**Goal**
Find every line in the listing that contains the string "brand" and copy each one. Matching is case-sensitive.

**Record extracts**
========================================
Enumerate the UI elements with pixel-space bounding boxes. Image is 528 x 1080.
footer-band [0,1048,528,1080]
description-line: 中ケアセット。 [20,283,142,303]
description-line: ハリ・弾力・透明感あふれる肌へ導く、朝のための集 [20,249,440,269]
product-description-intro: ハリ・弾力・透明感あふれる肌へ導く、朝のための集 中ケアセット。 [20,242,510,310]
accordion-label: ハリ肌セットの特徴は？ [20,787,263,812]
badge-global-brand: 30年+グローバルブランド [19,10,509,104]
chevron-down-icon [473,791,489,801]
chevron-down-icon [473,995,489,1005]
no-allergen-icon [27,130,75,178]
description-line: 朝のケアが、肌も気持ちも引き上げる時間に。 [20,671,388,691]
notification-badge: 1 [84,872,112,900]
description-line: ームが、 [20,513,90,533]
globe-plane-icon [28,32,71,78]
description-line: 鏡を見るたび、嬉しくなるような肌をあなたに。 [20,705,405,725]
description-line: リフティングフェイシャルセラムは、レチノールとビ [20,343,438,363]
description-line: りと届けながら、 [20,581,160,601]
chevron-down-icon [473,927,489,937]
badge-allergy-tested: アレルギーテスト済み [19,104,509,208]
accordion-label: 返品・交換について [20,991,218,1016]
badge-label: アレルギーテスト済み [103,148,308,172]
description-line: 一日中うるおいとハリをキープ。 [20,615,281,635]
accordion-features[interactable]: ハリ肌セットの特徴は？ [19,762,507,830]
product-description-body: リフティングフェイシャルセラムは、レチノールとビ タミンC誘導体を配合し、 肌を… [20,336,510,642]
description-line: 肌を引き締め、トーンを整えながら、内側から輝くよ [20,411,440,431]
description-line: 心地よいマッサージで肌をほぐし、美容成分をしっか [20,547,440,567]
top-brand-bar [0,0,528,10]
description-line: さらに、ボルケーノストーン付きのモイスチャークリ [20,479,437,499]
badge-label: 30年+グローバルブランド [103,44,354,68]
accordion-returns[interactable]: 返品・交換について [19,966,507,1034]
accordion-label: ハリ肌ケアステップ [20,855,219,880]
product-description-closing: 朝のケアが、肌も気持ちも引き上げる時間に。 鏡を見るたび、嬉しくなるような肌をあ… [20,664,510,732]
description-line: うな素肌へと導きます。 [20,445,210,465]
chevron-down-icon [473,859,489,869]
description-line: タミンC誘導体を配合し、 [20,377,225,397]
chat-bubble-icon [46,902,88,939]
========================================
**Expected answer**
badge-global-brand: 30年+グローバルブランド [19,10,509,104]
top-brand-bar [0,0,528,10]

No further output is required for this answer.